Render the lines of the items starting at the one containing "table-cell: 134,406 bbox=[1398, 801, 1565, 853]" and ending at the one containing "degrees-table: 1999-2000 2000-2001" as a JSON list of strings, one string per line, leaving out blank lines.

# Records to process start

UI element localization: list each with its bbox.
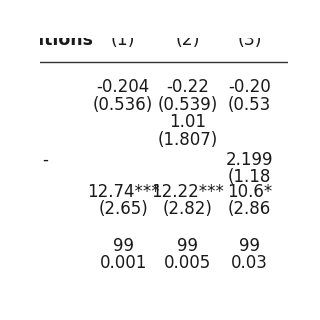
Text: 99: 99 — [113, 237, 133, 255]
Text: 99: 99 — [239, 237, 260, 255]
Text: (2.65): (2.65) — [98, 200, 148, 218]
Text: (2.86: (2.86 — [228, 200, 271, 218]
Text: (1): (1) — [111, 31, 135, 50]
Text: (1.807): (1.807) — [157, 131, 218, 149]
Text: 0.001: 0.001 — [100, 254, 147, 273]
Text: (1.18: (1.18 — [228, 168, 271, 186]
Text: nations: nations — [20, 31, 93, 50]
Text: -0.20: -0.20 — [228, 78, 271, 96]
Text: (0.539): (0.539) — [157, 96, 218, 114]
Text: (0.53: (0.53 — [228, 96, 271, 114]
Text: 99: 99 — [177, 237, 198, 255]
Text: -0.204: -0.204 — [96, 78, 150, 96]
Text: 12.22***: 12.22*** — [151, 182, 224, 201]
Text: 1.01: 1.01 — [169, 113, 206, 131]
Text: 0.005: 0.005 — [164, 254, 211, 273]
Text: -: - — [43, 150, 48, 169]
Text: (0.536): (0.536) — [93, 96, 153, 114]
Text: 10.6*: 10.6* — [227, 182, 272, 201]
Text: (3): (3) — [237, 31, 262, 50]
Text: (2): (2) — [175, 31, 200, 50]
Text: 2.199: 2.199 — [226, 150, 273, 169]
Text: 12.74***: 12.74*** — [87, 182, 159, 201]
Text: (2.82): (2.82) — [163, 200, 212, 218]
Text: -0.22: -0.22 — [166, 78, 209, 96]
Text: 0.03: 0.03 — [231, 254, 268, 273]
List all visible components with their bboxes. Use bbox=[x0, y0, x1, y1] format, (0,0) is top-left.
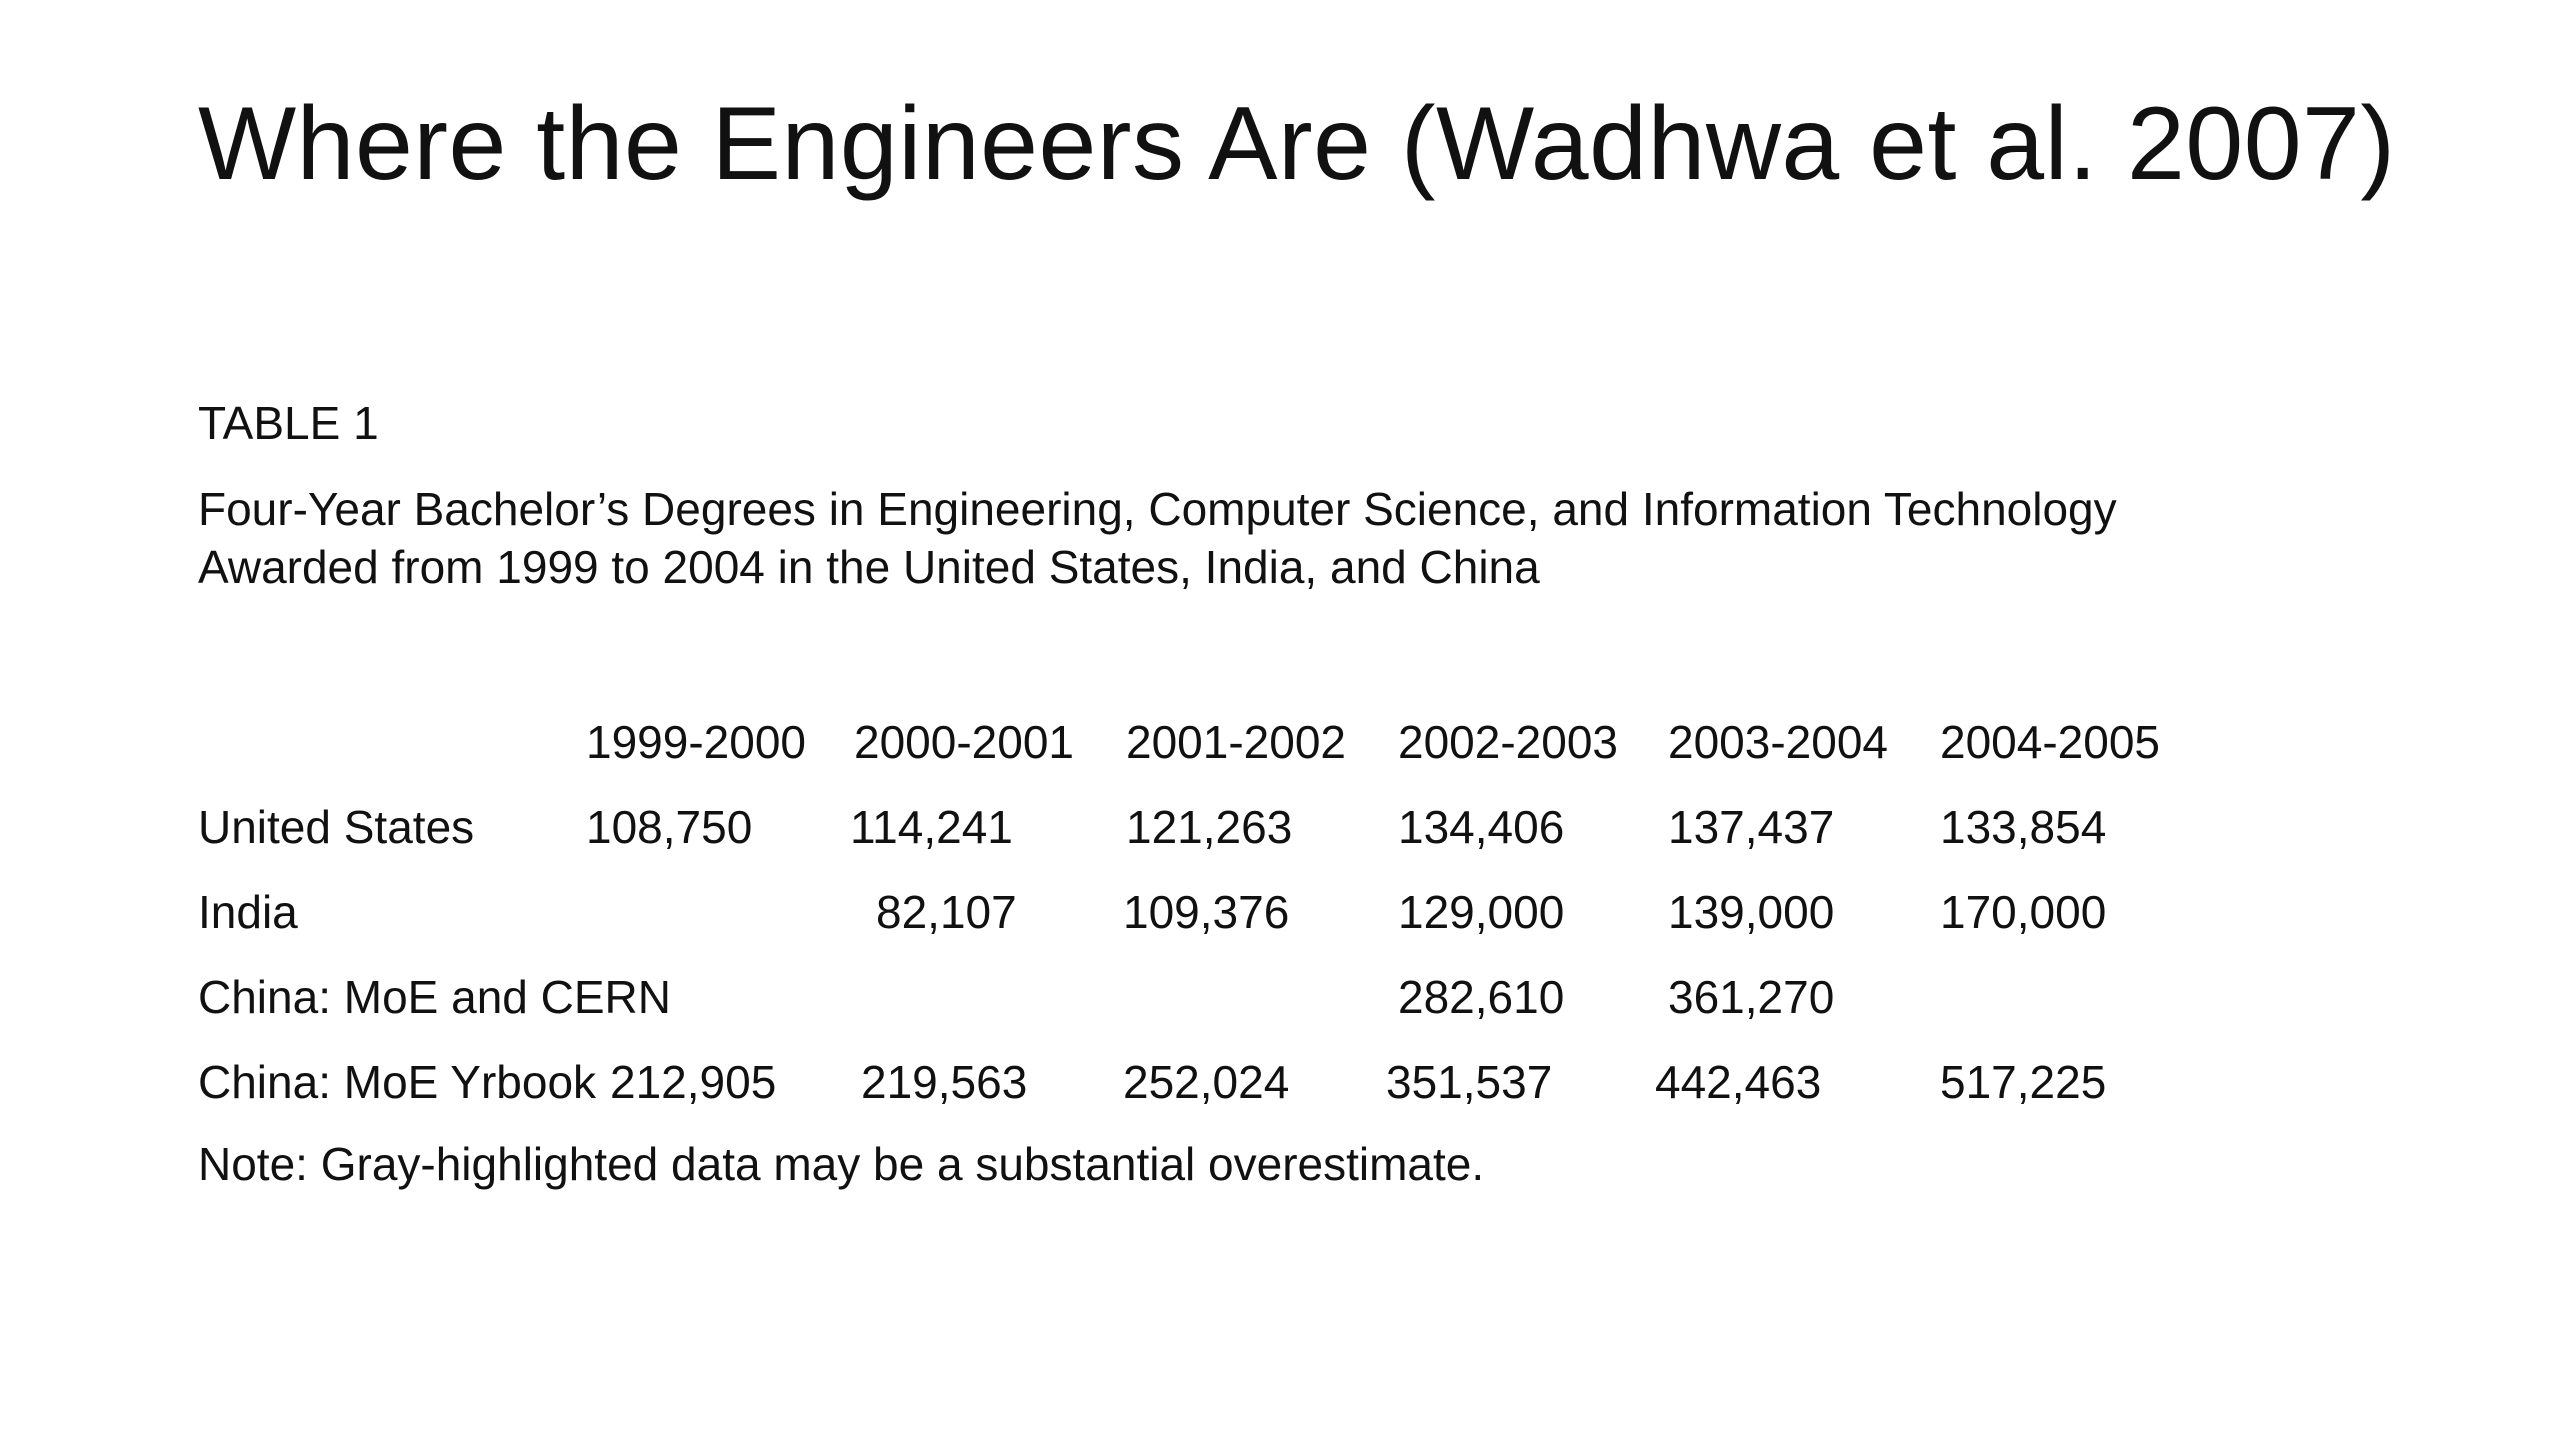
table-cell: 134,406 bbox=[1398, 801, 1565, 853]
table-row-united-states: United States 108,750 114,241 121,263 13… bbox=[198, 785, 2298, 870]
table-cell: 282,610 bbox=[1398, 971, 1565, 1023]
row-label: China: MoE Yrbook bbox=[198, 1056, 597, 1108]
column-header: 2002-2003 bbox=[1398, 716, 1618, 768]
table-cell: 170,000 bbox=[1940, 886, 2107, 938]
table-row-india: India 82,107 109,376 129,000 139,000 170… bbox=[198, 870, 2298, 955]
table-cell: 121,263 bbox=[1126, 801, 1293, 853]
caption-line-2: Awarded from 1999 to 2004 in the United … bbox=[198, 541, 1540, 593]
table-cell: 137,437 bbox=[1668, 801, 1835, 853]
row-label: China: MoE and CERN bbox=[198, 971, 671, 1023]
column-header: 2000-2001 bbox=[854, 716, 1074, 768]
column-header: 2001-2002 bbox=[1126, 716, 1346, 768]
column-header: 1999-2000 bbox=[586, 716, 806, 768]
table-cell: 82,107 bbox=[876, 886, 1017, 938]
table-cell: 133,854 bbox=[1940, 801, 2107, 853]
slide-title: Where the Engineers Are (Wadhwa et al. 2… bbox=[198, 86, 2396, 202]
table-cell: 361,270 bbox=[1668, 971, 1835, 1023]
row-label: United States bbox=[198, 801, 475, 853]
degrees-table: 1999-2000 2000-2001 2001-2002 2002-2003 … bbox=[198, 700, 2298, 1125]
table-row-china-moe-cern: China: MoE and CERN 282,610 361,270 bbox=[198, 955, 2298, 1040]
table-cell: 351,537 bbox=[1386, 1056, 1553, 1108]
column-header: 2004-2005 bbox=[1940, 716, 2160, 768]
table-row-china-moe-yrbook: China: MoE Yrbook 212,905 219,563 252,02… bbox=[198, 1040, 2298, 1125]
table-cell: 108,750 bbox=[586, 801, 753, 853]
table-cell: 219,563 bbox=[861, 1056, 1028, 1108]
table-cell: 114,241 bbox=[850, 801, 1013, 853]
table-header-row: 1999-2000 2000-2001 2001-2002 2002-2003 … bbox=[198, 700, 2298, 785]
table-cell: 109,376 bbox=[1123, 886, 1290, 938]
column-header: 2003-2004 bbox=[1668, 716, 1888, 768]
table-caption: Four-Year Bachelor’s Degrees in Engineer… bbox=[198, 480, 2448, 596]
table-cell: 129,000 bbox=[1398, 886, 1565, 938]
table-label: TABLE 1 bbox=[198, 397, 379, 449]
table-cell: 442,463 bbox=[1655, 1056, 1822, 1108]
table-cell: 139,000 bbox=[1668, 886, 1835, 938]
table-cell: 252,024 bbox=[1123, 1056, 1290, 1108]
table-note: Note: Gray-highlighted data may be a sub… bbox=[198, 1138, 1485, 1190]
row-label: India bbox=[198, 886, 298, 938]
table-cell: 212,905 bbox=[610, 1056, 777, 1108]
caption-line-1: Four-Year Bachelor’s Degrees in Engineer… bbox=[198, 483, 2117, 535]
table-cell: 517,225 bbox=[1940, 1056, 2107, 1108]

# Records to process end
# Records to process start

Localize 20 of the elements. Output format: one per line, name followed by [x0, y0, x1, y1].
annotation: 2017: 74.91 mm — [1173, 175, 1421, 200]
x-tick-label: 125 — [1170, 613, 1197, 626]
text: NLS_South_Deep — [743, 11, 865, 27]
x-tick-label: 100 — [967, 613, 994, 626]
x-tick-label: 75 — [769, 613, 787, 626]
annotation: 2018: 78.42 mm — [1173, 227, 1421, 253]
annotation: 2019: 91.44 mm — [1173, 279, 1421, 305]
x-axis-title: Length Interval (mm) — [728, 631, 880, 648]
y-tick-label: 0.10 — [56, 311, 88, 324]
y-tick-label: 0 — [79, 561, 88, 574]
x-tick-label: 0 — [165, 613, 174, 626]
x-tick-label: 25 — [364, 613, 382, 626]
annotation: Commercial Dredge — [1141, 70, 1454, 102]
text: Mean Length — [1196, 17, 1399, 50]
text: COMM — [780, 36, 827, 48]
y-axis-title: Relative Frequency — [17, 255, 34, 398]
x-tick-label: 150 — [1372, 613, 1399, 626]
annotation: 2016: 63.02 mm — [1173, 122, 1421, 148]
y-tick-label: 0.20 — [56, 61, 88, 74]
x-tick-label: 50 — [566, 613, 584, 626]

# Records to process end
# Records to process start

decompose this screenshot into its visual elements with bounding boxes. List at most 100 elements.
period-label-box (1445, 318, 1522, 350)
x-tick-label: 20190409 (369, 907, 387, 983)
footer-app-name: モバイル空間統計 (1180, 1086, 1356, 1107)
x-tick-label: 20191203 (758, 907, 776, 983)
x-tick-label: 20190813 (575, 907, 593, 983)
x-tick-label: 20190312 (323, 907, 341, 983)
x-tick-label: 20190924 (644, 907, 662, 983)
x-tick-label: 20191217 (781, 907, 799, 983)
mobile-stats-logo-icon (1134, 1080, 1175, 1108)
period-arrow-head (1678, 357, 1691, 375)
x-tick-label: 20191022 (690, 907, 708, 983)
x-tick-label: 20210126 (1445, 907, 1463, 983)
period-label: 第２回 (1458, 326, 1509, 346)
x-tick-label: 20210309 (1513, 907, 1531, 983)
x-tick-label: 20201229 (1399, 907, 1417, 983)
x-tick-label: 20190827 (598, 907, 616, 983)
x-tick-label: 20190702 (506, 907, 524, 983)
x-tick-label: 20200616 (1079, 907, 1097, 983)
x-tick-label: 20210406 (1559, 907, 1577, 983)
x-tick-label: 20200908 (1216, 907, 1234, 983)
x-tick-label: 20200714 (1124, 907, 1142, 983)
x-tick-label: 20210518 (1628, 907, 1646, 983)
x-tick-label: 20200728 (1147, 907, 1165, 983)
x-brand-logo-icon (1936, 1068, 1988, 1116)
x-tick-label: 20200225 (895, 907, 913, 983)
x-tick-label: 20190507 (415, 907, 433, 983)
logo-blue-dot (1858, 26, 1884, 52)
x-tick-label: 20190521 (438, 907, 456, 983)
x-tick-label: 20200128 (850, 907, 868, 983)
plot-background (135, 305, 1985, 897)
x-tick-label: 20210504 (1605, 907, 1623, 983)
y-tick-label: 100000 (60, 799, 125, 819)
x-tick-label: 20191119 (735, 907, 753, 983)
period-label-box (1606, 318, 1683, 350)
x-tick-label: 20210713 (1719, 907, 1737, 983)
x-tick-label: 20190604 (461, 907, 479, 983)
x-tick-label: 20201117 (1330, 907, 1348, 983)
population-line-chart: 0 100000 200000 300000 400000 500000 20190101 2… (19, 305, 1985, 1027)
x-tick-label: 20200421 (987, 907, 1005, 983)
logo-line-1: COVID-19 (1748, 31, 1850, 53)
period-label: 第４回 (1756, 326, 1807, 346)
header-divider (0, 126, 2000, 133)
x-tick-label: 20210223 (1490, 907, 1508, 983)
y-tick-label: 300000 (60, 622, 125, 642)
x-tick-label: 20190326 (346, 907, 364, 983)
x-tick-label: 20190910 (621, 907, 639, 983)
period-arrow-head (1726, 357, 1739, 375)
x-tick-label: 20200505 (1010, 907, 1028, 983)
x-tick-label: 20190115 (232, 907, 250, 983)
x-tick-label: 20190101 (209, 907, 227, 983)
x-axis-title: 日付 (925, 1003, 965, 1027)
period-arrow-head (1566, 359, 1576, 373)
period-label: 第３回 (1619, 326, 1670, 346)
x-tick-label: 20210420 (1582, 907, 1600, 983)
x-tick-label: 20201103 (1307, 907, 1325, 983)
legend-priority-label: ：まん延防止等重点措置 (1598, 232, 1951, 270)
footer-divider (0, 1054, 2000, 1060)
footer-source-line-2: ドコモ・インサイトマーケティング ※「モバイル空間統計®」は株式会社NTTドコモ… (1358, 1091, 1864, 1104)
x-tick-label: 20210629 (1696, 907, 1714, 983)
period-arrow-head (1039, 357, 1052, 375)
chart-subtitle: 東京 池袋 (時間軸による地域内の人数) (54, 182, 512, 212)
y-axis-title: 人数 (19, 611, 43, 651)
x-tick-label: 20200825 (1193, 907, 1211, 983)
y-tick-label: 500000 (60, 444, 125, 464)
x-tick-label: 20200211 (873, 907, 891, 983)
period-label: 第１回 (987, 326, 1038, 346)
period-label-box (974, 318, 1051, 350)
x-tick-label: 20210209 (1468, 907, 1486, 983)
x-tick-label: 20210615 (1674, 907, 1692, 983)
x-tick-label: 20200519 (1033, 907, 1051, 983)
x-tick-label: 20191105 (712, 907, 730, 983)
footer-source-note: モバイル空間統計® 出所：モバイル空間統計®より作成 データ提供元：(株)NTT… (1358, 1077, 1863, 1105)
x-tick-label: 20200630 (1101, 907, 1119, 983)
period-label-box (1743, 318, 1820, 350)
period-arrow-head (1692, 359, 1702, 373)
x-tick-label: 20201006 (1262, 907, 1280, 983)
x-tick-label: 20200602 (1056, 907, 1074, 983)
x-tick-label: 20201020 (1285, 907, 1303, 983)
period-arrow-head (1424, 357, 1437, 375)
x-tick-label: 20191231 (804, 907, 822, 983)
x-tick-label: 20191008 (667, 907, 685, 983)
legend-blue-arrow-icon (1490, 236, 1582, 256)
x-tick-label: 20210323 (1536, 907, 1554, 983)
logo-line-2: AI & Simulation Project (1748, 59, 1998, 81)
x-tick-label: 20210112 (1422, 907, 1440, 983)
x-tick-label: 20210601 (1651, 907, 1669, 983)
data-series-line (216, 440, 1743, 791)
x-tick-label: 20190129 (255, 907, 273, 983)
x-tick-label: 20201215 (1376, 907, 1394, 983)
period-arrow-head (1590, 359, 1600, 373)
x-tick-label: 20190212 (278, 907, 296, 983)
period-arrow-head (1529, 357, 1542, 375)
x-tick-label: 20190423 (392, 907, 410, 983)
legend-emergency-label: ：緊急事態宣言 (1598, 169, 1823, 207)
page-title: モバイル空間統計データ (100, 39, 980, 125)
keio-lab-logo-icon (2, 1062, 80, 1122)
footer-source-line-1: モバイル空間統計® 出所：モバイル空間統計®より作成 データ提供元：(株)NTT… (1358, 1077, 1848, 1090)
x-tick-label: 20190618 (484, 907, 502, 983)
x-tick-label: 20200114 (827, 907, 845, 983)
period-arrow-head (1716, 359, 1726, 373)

# Records to process end

Task result:
[
  "table-cell: 134,406 bbox=[1398, 801, 1565, 853]",
  "table-row-united-states: United States 108,750 114,241 121,263 13… bbox=[198, 785, 2298, 870]",
  "table-cell: 282,610 bbox=[1398, 971, 1565, 1023]",
  "row-label: China: MoE Yrbook bbox=[198, 1056, 597, 1108]",
  "column-header: 2002-2003 bbox=[1398, 716, 1618, 768]",
  "table-cell: 170,000 bbox=[1940, 886, 2107, 938]",
  "table-row-india: India 82,107 109,376 129,000 139,000 170… bbox=[198, 870, 2298, 955]",
  "table-cell: 121,263 bbox=[1126, 801, 1293, 853]",
  "caption-line-2: Awarded from 1999 to 2004 in the United … bbox=[198, 541, 1540, 593]",
  "table-cell: 137,437 bbox=[1668, 801, 1835, 853]",
  "row-label: China: MoE and CERN bbox=[198, 971, 671, 1023]",
  "column-header: 2000-2001 bbox=[854, 716, 1074, 768]",
  "column-header: 2001-2002 bbox=[1126, 716, 1346, 768]",
  "column-header: 1999-2000 bbox=[586, 716, 806, 768]",
  "table-cell: 82,107 bbox=[876, 886, 1017, 938]",
  "table-cell: 133,854 bbox=[1940, 801, 2107, 853]",
  "slide-title: Where the Engineers Are (Wadhwa et al. 2… bbox=[198, 86, 2396, 202]",
  "table-cell: 361,270 bbox=[1668, 971, 1835, 1023]",
  "row-label: United States bbox=[198, 801, 475, 853]",
  "degrees-table: 1999-2000 2000-2001 2001-2002 2002-2003 … bbox=[198, 700, 2298, 1125]"
]